Starting a new project¶

This guide is meant to help users set up a new project with Ordeq. It assumes you are familiar with Ordeq's core concepts, such as IO and nodes. We will discuss several common setups for projects that use Ordeq, and their pro's and cons.

We use uv for package and project management throughout this guide. Check out the uv documentation for installation and usage instructions.

Single-file projects¶

Single-file projects are a great option if you want to run a quick test or experiment. As the name implies, a single-file project contains only one Python module.

Using notebooks

For users interested in using Ordeq with notebooks, we will create a dedicated guide.

To create a single-file project, navigate to the desired project directory and run:

uv init

This will create the following project structure:

project
├── README.md
├── main.py
└── pyproject.toml

The README.md contains documentation on the project, while the pyproject.toml defines the project's dependencies.

Next, install Ordeq from the PyPi registry:

uv add ordeq

This will add the ordeq package to the pyproject.toml , so that you can use Ordeq in your code.

Running scripts with uv

uv also supports running scripts with without pyproject.toml. More info can be found here.

Defining the pipeline¶

Now you can start editing main.py and create your pipeline. The following example pipeline loads data from an API endpoint, parses it, and saves the result to a YAML:

Install ordeq-yaml and ordeq-requests

To run the example below yourself, make sure to install ordeq-yaml and ordeq-packages.

project/main.py
from ordeq import node, run
from ordeq_requests import ResponseJSON
from ordeq_yaml import YAML
from pathlib import Path

user = ResponseJSON(url="https://jsonplaceholder.typicode.com/users/1")
yaml = YAML(path=Path("users.yml"))


@node(inputs=user, outputs=yaml)
def parse_users(user: dict) -> dict:
    return {
        "id": user["id"],
        "address": f"{user["address"]["street"]} {user["address"]["zipcode"]}"
    }

if __name__ == "__main__":
    run(parse_users)

The nodes and IOs are defined in the same file, together with the run script. When you're ready to run this pipeline, use:

uv run main.py

No need to activate the virtual environment

uv automatically activates the virtual environment when running commands like uv run. You do not need to manually activate the virtual environment.

The single file starter project can be downloaded here.

Multiple files: packaging¶

Single files are convenient for simple pipelines. Most pipelines are more complex, and therefore it's better to divide your project into multiple files. This allows you to maintain, test, document, and (re)use parts individually. For instance, we recommend defining your IOs in a catalog, separately from the nodes.

#### Task list:
a – In the Ordeq project guide, list every file shown in the project structure that uv init creates.
b – Copy the passage of the Ordeq project guide from "This guide is" to "one Python module." word for word.

#### Dataset:
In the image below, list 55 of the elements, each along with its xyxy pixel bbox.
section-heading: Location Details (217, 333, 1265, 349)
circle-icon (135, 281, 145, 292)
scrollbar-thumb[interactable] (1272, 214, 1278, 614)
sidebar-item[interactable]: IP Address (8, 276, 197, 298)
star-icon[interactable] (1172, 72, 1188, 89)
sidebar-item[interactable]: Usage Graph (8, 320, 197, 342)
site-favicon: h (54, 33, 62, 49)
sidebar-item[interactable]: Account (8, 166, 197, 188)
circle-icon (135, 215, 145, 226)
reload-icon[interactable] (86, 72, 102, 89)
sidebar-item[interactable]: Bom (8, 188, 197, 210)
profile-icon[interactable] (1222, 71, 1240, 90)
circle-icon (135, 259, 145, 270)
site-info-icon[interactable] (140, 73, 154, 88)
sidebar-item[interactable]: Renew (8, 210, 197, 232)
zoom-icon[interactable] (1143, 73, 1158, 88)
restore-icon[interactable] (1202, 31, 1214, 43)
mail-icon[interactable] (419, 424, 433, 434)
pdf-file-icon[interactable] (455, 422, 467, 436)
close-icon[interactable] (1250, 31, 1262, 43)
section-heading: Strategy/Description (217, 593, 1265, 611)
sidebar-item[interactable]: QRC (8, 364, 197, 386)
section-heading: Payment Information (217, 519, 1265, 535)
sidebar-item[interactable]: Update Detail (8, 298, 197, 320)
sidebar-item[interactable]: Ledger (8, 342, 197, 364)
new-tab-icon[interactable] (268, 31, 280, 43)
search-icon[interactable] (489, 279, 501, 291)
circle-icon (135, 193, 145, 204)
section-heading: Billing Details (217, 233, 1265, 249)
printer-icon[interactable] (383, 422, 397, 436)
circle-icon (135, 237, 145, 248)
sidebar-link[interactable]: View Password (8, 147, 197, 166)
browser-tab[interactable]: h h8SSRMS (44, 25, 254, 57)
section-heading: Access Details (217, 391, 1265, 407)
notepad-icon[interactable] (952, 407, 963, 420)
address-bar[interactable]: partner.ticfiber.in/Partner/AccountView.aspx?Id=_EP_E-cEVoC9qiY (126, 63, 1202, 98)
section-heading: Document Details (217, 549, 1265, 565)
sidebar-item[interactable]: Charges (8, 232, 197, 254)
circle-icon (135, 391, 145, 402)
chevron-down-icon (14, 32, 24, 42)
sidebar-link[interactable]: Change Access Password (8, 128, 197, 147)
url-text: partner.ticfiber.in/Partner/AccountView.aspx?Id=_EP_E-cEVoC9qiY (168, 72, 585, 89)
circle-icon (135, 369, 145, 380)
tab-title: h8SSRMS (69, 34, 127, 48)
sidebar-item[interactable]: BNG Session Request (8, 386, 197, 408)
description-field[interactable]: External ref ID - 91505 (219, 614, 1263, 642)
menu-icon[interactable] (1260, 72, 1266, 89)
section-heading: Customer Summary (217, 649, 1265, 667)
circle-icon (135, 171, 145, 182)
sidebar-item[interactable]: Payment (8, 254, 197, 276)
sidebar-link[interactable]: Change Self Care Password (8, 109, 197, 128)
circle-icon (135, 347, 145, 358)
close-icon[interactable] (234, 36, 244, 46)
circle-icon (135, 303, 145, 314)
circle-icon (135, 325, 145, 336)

#### Answers by task:
a – README.md, main.py, pyproject.toml

b –
This guide is meant to help users set up a new project with Ordeq. It assumes you are familiar with Ordeq's core concepts, such as IO and nodes. We will discuss several common setups for projects that use Ordeq, and their pro's and cons.

We use uv for package and project management throughout this guide. Check out the uv documentation for installation and usage instructions.

Single-file projects¶

Single-file projects are a great option if you want to run a quick test or experiment. As the name implies, a single-file project contains only one Python module.